• Short exercise: Write out each line of the material again, word for word.

• Material shown:

- - -

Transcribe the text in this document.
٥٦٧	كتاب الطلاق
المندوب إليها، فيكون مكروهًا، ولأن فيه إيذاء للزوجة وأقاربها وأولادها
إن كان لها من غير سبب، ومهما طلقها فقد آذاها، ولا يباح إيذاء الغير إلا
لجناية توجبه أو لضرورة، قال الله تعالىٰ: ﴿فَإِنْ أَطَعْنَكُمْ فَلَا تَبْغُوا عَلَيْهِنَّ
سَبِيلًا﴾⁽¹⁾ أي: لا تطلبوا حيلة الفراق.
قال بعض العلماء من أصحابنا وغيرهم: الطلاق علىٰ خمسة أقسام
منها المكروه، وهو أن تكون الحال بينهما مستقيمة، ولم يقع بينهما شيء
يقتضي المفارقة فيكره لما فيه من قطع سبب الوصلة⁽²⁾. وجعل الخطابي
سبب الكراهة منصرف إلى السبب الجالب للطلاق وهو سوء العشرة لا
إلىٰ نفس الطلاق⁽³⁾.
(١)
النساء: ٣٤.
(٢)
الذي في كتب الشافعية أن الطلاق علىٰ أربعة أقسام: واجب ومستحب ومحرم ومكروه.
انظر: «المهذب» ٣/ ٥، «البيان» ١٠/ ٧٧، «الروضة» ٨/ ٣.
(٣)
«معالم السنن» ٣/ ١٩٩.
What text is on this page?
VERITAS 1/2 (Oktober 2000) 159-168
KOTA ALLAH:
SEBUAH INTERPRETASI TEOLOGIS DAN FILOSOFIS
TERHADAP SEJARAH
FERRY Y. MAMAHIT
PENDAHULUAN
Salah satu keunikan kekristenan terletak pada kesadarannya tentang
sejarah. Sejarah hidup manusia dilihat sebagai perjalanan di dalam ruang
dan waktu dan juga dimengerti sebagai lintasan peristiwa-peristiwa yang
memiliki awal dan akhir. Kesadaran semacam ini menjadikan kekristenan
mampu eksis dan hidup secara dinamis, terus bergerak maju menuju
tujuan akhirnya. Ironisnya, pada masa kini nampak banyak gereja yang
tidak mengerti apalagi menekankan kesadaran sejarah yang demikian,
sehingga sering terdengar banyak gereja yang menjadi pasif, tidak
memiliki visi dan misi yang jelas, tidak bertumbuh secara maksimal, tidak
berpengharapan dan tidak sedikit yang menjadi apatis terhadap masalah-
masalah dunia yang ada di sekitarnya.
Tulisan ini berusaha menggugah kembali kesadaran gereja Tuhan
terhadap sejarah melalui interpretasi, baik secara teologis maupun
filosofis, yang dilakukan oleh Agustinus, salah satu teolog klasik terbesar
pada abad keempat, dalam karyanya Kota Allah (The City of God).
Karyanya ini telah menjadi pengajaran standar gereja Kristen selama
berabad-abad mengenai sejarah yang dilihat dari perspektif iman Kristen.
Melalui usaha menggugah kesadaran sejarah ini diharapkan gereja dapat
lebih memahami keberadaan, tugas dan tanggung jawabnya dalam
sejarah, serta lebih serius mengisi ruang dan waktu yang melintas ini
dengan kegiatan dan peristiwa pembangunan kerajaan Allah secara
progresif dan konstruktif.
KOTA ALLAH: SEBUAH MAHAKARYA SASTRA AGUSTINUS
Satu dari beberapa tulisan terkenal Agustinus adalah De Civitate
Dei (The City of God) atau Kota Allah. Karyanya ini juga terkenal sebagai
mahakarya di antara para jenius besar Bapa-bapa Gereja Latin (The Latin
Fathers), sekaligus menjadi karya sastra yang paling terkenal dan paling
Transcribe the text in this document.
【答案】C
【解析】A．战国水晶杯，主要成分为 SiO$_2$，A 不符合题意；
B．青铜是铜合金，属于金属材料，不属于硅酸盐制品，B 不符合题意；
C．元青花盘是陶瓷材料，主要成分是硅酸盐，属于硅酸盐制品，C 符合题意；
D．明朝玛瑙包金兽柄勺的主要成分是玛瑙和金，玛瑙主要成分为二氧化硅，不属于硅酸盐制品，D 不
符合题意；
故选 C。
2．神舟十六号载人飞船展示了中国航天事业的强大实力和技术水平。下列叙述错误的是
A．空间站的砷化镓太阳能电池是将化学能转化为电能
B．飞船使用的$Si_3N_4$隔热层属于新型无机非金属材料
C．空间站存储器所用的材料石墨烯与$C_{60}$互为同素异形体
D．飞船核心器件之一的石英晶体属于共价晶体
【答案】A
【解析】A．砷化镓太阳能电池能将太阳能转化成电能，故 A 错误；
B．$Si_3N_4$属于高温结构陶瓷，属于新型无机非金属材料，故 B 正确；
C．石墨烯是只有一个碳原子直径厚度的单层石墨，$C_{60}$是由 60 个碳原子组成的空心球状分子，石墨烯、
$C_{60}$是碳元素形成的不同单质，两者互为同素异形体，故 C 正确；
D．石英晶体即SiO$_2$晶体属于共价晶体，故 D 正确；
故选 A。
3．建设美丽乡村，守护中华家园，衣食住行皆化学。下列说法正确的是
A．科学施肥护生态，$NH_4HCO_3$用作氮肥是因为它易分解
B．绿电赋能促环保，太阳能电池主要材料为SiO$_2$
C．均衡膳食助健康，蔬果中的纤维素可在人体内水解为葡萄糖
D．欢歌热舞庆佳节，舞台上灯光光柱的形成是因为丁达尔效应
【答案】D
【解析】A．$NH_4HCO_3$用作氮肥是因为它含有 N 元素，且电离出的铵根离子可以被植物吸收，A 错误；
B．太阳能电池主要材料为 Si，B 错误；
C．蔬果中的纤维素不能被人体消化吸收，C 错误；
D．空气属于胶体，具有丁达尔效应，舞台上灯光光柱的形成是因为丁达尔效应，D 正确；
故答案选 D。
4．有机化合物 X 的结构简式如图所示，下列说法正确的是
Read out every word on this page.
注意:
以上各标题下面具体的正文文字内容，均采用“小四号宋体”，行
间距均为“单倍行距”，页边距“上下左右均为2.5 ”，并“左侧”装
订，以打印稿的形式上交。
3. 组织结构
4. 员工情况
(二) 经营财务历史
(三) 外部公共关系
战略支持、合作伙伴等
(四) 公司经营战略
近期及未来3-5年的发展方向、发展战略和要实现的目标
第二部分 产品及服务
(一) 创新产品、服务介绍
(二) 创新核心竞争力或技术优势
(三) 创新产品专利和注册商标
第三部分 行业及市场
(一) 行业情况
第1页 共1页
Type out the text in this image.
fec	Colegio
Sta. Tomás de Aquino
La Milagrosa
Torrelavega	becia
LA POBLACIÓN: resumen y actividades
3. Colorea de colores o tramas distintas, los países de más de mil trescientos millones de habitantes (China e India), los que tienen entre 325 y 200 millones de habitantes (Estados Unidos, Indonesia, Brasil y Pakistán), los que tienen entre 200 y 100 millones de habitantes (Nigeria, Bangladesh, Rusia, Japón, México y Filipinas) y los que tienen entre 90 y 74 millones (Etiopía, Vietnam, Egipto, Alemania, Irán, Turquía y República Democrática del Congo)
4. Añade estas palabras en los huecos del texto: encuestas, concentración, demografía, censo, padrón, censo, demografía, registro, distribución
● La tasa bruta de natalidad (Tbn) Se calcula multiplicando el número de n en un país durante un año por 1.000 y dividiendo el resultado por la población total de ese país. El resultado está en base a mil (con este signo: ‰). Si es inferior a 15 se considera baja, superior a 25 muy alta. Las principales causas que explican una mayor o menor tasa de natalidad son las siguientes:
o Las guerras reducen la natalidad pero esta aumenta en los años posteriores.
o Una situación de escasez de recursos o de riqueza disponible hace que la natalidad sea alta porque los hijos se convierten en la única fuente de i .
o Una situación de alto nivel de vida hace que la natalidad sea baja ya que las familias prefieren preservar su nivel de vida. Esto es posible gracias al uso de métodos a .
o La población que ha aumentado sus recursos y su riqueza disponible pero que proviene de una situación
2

- - -

• Result below:
Transcribe the text in this document.
٥٦٧	كتاب الطلاق
المندوب إليها، فيكون مكروهًا، ولأن فيه إيذاء للزوجة وأقاربها وأولادها
إن كان لها من غير سبب، ومهما طلقها فقد آذاها، ولا يباح إيذاء الغير إلا
لجناية توجبه أو لضرورة، قال الله تعالىٰ: ﴿فَإِنْ أَطَعْنَكُمْ فَلَا تَبْغُوا عَلَيْهِنَّ
سَبِيلًا﴾⁽¹⁾ أي: لا تطلبوا حيلة الفراق.
قال بعض العلماء من أصحابنا وغيرهم: الطلاق علىٰ خمسة أقسام
منها المكروه، وهو أن تكون الحال بينهما مستقيمة، ولم يقع بينهما شيء
يقتضي المفارقة فيكره لما فيه من قطع سبب الوصلة⁽²⁾. وجعل الخطابي
سبب الكراهة منصرف إلى السبب الجالب للطلاق وهو سوء العشرة لا
إلىٰ نفس الطلاق⁽³⁾.
(١)
النساء: ٣٤.
(٢)
الذي في كتب الشافعية أن الطلاق علىٰ أربعة أقسام: واجب ومستحب ومحرم ومكروه.
انظر: «المهذب» ٣/ ٥، «البيان» ١٠/ ٧٧، «الروضة» ٨/ ٣.
(٣)
«معالم السنن» ٣/ ١٩٩.
What text is on this page?
VERITAS 1/2 (Oktober 2000) 159-168
KOTA ALLAH:
SEBUAH INTERPRETASI TEOLOGIS DAN FILOSOFIS
TERHADAP SEJARAH
FERRY Y. MAMAHIT
PENDAHULUAN
Salah satu keunikan kekristenan terletak pada kesadarannya tentang
sejarah. Sejarah hidup manusia dilihat sebagai perjalanan di dalam ruang
dan waktu dan juga dimengerti sebagai lintasan peristiwa-peristiwa yang
memiliki awal dan akhir. Kesadaran semacam ini menjadikan kekristenan
mampu eksis dan hidup secara dinamis, terus bergerak maju menuju
tujuan akhirnya. Ironisnya, pada masa kini nampak banyak gereja yang
tidak mengerti apalagi menekankan kesadaran sejarah yang demikian,
sehingga sering terdengar banyak gereja yang menjadi pasif, tidak
memiliki visi dan misi yang jelas, tidak bertumbuh secara maksimal, tidak
berpengharapan dan tidak sedikit yang menjadi apatis terhadap masalah-
masalah dunia yang ada di sekitarnya.
Tulisan ini berusaha menggugah kembali kesadaran gereja Tuhan
terhadap sejarah melalui interpretasi, baik secara teologis maupun
filosofis, yang dilakukan oleh Agustinus, salah satu teolog klasik terbesar
pada abad keempat, dalam karyanya Kota Allah (The City of God).
Karyanya ini telah menjadi pengajaran standar gereja Kristen selama
berabad-abad mengenai sejarah yang dilihat dari perspektif iman Kristen.
Melalui usaha menggugah kesadaran sejarah ini diharapkan gereja dapat
lebih memahami keberadaan, tugas dan tanggung jawabnya dalam
sejarah, serta lebih serius mengisi ruang dan waktu yang melintas ini
dengan kegiatan dan peristiwa pembangunan kerajaan Allah secara
progresif dan konstruktif.
KOTA ALLAH: SEBUAH MAHAKARYA SASTRA AGUSTINUS
Satu dari beberapa tulisan terkenal Agustinus adalah De Civitate
Dei (The City of God) atau Kota Allah. Karyanya ini juga terkenal sebagai
mahakarya di antara para jenius besar Bapa-bapa Gereja Latin (The Latin
Fathers), sekaligus menjadi karya sastra yang paling terkenal dan paling
Transcribe the text in this document.
【答案】C
【解析】A．战国水晶杯，主要成分为 SiO$_2$，A 不符合题意；
B．青铜是铜合金，属于金属材料，不属于硅酸盐制品，B 不符合题意；
C．元青花盘是陶瓷材料，主要成分是硅酸盐，属于硅酸盐制品，C 符合题意；
D．明朝玛瑙包金兽柄勺的主要成分是玛瑙和金，玛瑙主要成分为二氧化硅，不属于硅酸盐制品，D 不
符合题意；
故选 C。
2．神舟十六号载人飞船展示了中国航天事业的强大实力和技术水平。下列叙述错误的是
A．空间站的砷化镓太阳能电池是将化学能转化为电能
B．飞船使用的$Si_3N_4$隔热层属于新型无机非金属材料
C．空间站存储器所用的材料石墨烯与$C_{60}$互为同素异形体
D．飞船核心器件之一的石英晶体属于共价晶体
【答案】A
【解析】A．砷化镓太阳能电池能将太阳能转化成电能，故 A 错误；
B．$Si_3N_4$属于高温结构陶瓷，属于新型无机非金属材料，故 B 正确；
C．石墨烯是只有一个碳原子直径厚度的单层石墨，$C_{60}$是由 60 个碳原子组成的空心球状分子，石墨烯、
$C_{60}$是碳元素形成的不同单质，两者互为同素异形体，故 C 正确；
D．石英晶体即SiO$_2$晶体属于共价晶体，故 D 正确；
故选 A。
3．建设美丽乡村，守护中华家园，衣食住行皆化学。下列说法正确的是
A．科学施肥护生态，$NH_4HCO_3$用作氮肥是因为它易分解
B．绿电赋能促环保，太阳能电池主要材料为SiO$_2$
C．均衡膳食助健康，蔬果中的纤维素可在人体内水解为葡萄糖
D．欢歌热舞庆佳节，舞台上灯光光柱的形成是因为丁达尔效应
【答案】D
【解析】A．$NH_4HCO_3$用作氮肥是因为它含有 N 元素，且电离出的铵根离子可以被植物吸收，A 错误；
B．太阳能电池主要材料为 Si，B 错误；
C．蔬果中的纤维素不能被人体消化吸收，C 错误；
D．空气属于胶体，具有丁达尔效应，舞台上灯光光柱的形成是因为丁达尔效应，D 正确；
故答案选 D。
4．有机化合物 X 的结构简式如图所示，下列说法正确的是
Read out every word on this page.
注意:
以上各标题下面具体的正文文字内容，均采用“小四号宋体”，行
间距均为“单倍行距”，页边距“上下左右均为2.5 ”，并“左侧”装
订，以打印稿的形式上交。
3. 组织结构
4. 员工情况
(二) 经营财务历史
(三) 外部公共关系
战略支持、合作伙伴等
(四) 公司经营战略
近期及未来3-5年的发展方向、发展战略和要实现的目标
第二部分 产品及服务
(一) 创新产品、服务介绍
(二) 创新核心竞争力或技术优势
(三) 创新产品专利和注册商标
第三部分 行业及市场
(一) 行业情况
第1页 共1页
Type out the text in this image.
fec	Colegio
Sta. Tomás de Aquino
La Milagrosa
Torrelavega	becia
LA POBLACIÓN: resumen y actividades
3. Colorea de colores o tramas distintas, los países de más de mil trescientos millones de habitantes (China e India), los que tienen entre 325 y 200 millones de habitantes (Estados Unidos, Indonesia, Brasil y Pakistán), los que tienen entre 200 y 100 millones de habitantes (Nigeria, Bangladesh, Rusia, Japón, México y Filipinas) y los que tienen entre 90 y 74 millones (Etiopía, Vietnam, Egipto, Alemania, Irán, Turquía y República Democrática del Congo)
4. Añade estas palabras en los huecos del texto: encuestas, concentración, demografía, censo, padrón, censo, demografía, registro, distribución
● La tasa bruta de natalidad (Tbn) Se calcula multiplicando el número de n en un país durante un año por 1.000 y dividiendo el resultado por la población total de ese país. El resultado está en base a mil (con este signo: ‰). Si es inferior a 15 se considera baja, superior a 25 muy alta. Las principales causas que explican una mayor o menor tasa de natalidad son las siguientes:
o Las guerras reducen la natalidad pero esta aumenta en los años posteriores.
o Una situación de escasez de recursos o de riqueza disponible hace que la natalidad sea alta porque los hijos se convierten en la única fuente de i .
o Una situación de alto nivel de vida hace que la natalidad sea baja ya que las familias prefieren preservar su nivel de vida. Esto es posible gracias al uso de métodos a .
o La población que ha aumentado sus recursos y su riqueza disponible pero que proviene de una situación
2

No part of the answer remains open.